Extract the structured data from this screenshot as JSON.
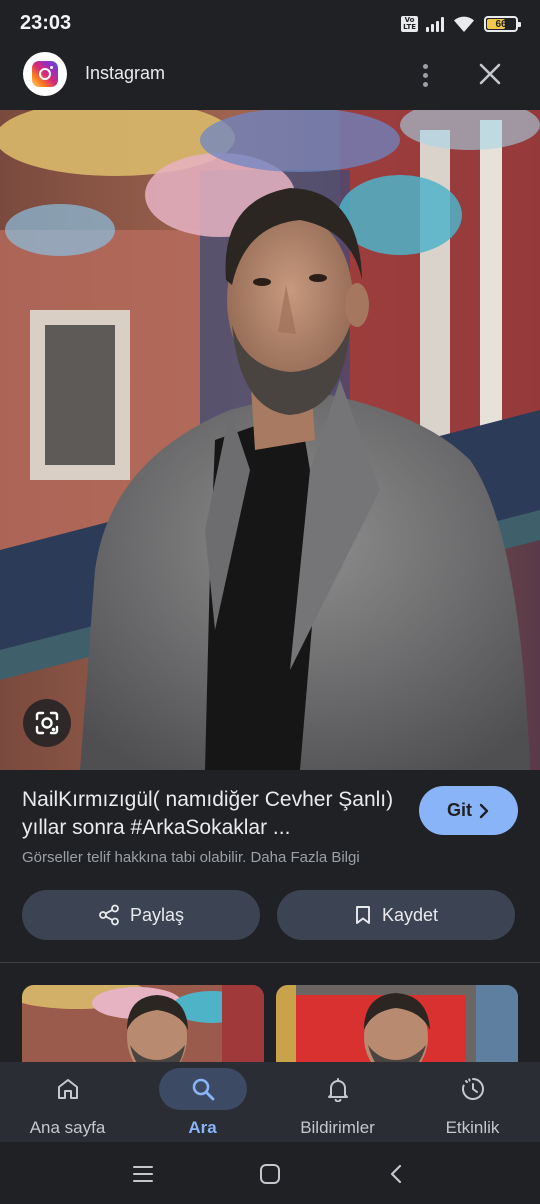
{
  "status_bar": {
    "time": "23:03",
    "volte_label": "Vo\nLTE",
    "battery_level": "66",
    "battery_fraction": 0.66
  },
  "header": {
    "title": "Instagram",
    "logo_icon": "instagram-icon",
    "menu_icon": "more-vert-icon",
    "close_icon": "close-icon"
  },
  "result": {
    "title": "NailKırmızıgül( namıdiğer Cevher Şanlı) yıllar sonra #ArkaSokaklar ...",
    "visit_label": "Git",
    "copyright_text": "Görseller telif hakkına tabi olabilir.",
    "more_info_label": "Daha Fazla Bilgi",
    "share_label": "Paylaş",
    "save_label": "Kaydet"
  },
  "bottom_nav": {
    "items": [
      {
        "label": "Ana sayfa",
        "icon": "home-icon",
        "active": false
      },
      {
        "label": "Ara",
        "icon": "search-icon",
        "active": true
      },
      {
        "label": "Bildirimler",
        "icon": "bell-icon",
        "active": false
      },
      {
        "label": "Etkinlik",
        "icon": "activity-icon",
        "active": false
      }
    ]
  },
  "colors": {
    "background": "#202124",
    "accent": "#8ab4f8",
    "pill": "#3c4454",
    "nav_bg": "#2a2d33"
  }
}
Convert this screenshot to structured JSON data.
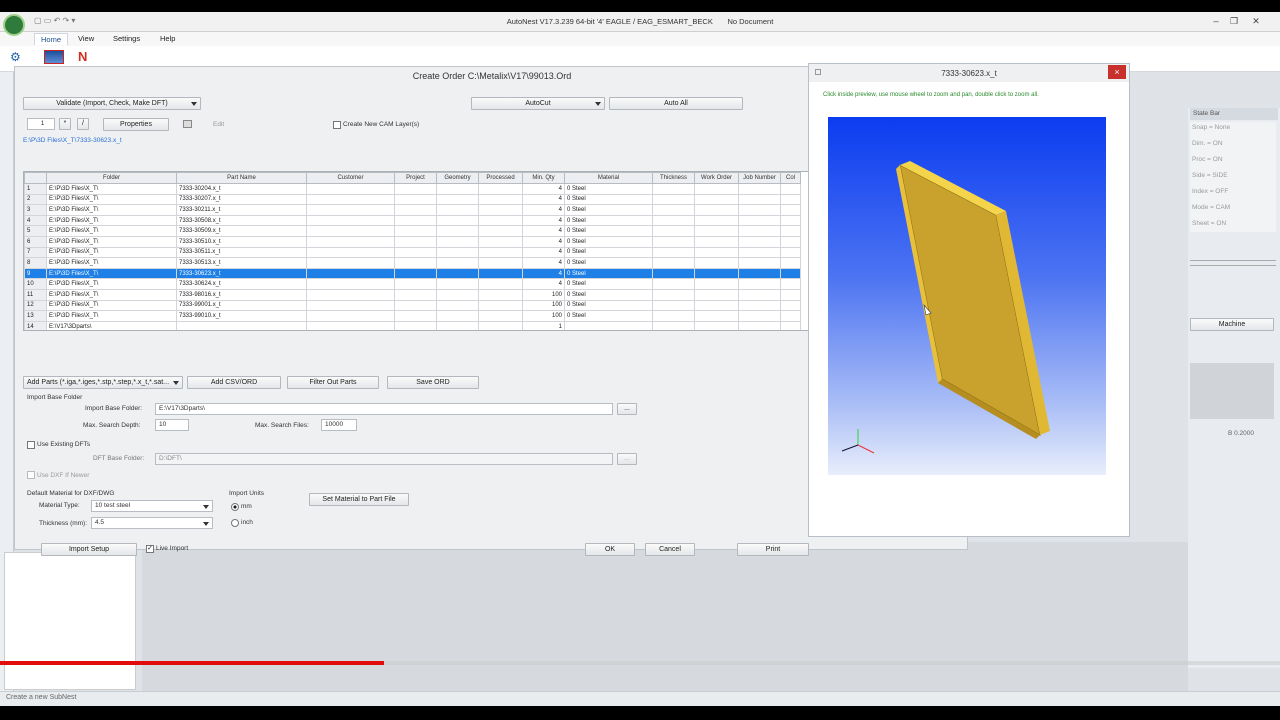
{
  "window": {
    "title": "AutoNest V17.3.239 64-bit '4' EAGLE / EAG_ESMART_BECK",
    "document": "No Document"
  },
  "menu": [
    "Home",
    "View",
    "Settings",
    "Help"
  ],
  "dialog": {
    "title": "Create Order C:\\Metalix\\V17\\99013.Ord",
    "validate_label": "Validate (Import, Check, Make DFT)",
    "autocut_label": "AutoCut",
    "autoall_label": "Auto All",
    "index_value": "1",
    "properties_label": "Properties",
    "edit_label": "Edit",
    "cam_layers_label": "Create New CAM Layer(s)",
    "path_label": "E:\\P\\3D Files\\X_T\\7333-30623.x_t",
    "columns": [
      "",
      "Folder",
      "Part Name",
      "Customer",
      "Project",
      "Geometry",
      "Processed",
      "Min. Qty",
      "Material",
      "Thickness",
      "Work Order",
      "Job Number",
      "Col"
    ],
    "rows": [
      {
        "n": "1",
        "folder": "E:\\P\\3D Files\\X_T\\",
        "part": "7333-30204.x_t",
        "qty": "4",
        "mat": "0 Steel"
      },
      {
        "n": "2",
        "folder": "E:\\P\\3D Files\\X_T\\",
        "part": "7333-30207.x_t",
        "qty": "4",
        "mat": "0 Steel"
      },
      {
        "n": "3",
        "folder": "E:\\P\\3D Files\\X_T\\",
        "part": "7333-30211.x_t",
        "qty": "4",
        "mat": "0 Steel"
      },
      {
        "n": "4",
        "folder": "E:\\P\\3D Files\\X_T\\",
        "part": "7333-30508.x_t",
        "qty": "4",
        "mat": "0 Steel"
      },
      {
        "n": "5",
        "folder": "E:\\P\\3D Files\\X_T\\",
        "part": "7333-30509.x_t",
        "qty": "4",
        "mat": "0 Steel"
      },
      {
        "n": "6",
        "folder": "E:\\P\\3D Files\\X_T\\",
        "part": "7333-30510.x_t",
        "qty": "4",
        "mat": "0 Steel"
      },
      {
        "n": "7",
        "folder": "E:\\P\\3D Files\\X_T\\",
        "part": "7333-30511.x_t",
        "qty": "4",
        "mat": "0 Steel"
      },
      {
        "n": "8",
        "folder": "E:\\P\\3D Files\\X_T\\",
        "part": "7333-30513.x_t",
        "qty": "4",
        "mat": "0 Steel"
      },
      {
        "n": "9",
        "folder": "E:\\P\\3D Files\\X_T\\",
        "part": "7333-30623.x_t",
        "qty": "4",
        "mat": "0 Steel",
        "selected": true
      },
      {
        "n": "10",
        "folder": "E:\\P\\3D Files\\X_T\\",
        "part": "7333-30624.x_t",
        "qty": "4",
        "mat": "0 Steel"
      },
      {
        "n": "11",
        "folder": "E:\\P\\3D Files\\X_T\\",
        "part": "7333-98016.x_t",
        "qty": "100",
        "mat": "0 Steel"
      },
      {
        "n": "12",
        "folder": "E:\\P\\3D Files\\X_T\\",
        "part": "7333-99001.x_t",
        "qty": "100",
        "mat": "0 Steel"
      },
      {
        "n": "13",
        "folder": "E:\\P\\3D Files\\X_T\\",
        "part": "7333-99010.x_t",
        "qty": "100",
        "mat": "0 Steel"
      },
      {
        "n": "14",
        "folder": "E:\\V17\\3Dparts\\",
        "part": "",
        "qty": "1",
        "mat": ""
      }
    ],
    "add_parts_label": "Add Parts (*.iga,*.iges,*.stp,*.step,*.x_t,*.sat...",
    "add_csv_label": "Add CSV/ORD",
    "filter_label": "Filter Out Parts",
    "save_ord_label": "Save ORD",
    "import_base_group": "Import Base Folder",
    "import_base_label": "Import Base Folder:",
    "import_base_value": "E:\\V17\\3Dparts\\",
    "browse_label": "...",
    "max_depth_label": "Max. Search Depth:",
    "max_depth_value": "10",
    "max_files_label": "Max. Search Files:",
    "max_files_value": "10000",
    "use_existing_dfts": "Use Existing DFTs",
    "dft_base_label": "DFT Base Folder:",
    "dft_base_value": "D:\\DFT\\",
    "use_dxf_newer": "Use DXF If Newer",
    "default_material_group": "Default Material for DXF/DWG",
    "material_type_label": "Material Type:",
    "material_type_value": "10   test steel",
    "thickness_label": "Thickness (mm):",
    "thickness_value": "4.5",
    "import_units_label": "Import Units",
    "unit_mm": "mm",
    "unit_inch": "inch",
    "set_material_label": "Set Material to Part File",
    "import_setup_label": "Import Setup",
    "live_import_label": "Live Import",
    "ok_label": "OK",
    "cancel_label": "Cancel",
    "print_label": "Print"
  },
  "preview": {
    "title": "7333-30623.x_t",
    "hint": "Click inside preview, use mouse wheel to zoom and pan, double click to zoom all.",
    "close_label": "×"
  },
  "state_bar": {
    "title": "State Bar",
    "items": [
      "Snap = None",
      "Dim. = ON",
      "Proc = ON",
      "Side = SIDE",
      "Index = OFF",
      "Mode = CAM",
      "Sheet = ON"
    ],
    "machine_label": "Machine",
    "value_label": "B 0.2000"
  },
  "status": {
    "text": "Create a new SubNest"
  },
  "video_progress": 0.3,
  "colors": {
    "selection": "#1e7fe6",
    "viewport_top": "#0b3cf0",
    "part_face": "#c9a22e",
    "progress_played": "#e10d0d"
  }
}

> **Task prompt**: Make an exact copy of the listing above. Do not include the pictures.

> **Written answer**:
Extract the structured data from this screenshot as JSON.
{
  "status_bar": {
    "time": "23:03",
    "volte_label": "Vo\nLTE",
    "battery_level": "66",
    "battery_fraction": 0.66
  },
  "header": {
    "title": "Instagram",
    "logo_icon": "instagram-icon",
    "menu_icon": "more-vert-icon",
    "close_icon": "close-icon"
  },
  "result": {
    "title": "NailKırmızıgül( namıdiğer Cevher Şanlı) yıllar sonra #ArkaSokaklar ...",
    "visit_label": "Git",
    "copyright_text": "Görseller telif hakkına tabi olabilir.",
    "more_info_label": "Daha Fazla Bilgi",
    "share_label": "Paylaş",
    "save_label": "Kaydet"
  },
  "bottom_nav": {
    "items": [
      {
        "label": "Ana sayfa",
        "icon": "home-icon",
        "active": false
      },
      {
        "label": "Ara",
        "icon": "search-icon",
        "active": true
      },
      {
        "label": "Bildirimler",
        "icon": "bell-icon",
        "active": false
      },
      {
        "label": "Etkinlik",
        "icon": "activity-icon",
        "active": false
      }
    ]
  },
  "colors": {
    "background": "#202124",
    "accent": "#8ab4f8",
    "pill": "#3c4454",
    "nav_bg": "#2a2d33"
  }
}
Convert this screenshot to structured JSON data.
{
  "window": {
    "title": "AutoNest V17.3.239 64-bit '4' EAGLE / EAG_ESMART_BECK",
    "document": "No Document"
  },
  "menu": [
    "Home",
    "View",
    "Settings",
    "Help"
  ],
  "dialog": {
    "title": "Create Order C:\\Metalix\\V17\\99013.Ord",
    "validate_label": "Validate (Import, Check, Make DFT)",
    "autocut_label": "AutoCut",
    "autoall_label": "Auto All",
    "index_value": "1",
    "properties_label": "Properties",
    "edit_label": "Edit",
    "cam_layers_label": "Create New CAM Layer(s)",
    "path_label": "E:\\P\\3D Files\\X_T\\7333-30623.x_t",
    "columns": [
      "",
      "Folder",
      "Part Name",
      "Customer",
      "Project",
      "Geometry",
      "Processed",
      "Min. Qty",
      "Material",
      "Thickness",
      "Work Order",
      "Job Number",
      "Col"
    ],
    "rows": [
      {
        "n": "1",
        "folder": "E:\\P\\3D Files\\X_T\\",
        "part": "7333-30204.x_t",
        "qty": "4",
        "mat": "0 Steel"
      },
      {
        "n": "2",
        "folder": "E:\\P\\3D Files\\X_T\\",
        "part": "7333-30207.x_t",
        "qty": "4",
        "mat": "0 Steel"
      },
      {
        "n": "3",
        "folder": "E:\\P\\3D Files\\X_T\\",
        "part": "7333-30211.x_t",
        "qty": "4",
        "mat": "0 Steel"
      },
      {
        "n": "4",
        "folder": "E:\\P\\3D Files\\X_T\\",
        "part": "7333-30508.x_t",
        "qty": "4",
        "mat": "0 Steel"
      },
      {
        "n": "5",
        "folder": "E:\\P\\3D Files\\X_T\\",
        "part": "7333-30509.x_t",
        "qty": "4",
        "mat": "0 Steel"
      },
      {
        "n": "6",
        "folder": "E:\\P\\3D Files\\X_T\\",
        "part": "7333-30510.x_t",
        "qty": "4",
        "mat": "0 Steel"
      },
      {
        "n": "7",
        "folder": "E:\\P\\3D Files\\X_T\\",
        "part": "7333-30511.x_t",
        "qty": "4",
        "mat": "0 Steel"
      },
      {
        "n": "8",
        "folder": "E:\\P\\3D Files\\X_T\\",
        "part": "7333-30513.x_t",
        "qty": "4",
        "mat": "0 Steel"
      },
      {
        "n": "9",
        "folder": "E:\\P\\3D Files\\X_T\\",
        "part": "7333-30623.x_t",
        "qty": "4",
        "mat": "0 Steel",
        "selected": true
      },
      {
        "n": "10",
        "folder": "E:\\P\\3D Files\\X_T\\",
        "part": "7333-30624.x_t",
        "qty": "4",
        "mat": "0 Steel"
      },
      {
        "n": "11",
        "folder": "E:\\P\\3D Files\\X_T\\",
        "part": "7333-98016.x_t",
        "qty": "100",
        "mat": "0 Steel"
      },
      {
        "n": "12",
        "folder": "E:\\P\\3D Files\\X_T\\",
        "part": "7333-99001.x_t",
        "qty": "100",
        "mat": "0 Steel"
      },
      {
        "n": "13",
        "folder": "E:\\P\\3D Files\\X_T\\",
        "part": "7333-99010.x_t",
        "qty": "100",
        "mat": "0 Steel"
      },
      {
        "n": "14",
        "folder": "E:\\V17\\3Dparts\\",
        "part": "",
        "qty": "1",
        "mat": ""
      }
    ],
    "add_parts_label": "Add Parts (*.iga,*.iges,*.stp,*.step,*.x_t,*.sat...",
    "add_csv_label": "Add CSV/ORD",
    "filter_label": "Filter Out Parts",
    "save_ord_label": "Save ORD",
    "import_base_group": "Import Base Folder",
    "import_base_label": "Import Base Folder:",
    "import_base_value": "E:\\V17\\3Dparts\\",
    "browse_label": "...",
    "max_depth_label": "Max. Search Depth:",
    "max_depth_value": "10",
    "max_files_label": "Max. Search Files:",
    "max_files_value": "10000",
    "use_existing_dfts": "Use Existing DFTs",
    "dft_base_label": "DFT Base Folder:",
    "dft_base_value": "D:\\DFT\\",
    "use_dxf_newer": "Use DXF If Newer",
    "default_material_group": "Default Material for DXF/DWG",
    "material_type_label": "Material Type:",
    "material_type_value": "10   test steel",
    "thickness_label": "Thickness (mm):",
    "thickness_value": "4.5",
    "import_units_label": "Import Units",
    "unit_mm": "mm",
    "unit_inch": "inch",
    "set_material_label": "Set Material to Part File",
    "import_setup_label": "Import Setup",
    "live_import_label": "Live Import",
    "ok_label": "OK",
    "cancel_label": "Cancel",
    "print_label": "Print"
  },
  "preview": {
    "title": "7333-30623.x_t",
    "hint": "Click inside preview, use mouse wheel to zoom and pan, double click to zoom all.",
    "close_label": "×"
  },
  "state_bar": {
    "title": "State Bar",
    "items": [
      "Snap = None",
      "Dim. = ON",
      "Proc = ON",
      "Side = SIDE",
      "Index = OFF",
      "Mode = CAM",
      "Sheet = ON"
    ],
    "machine_label": "Machine",
    "value_label": "B 0.2000"
  },
  "status": {
    "text": "Create a new SubNest"
  },
  "video_progress": 0.3,
  "colors": {
    "selection": "#1e7fe6",
    "viewport_top": "#0b3cf0",
    "part_face": "#c9a22e",
    "progress_played": "#e10d0d"
  }
}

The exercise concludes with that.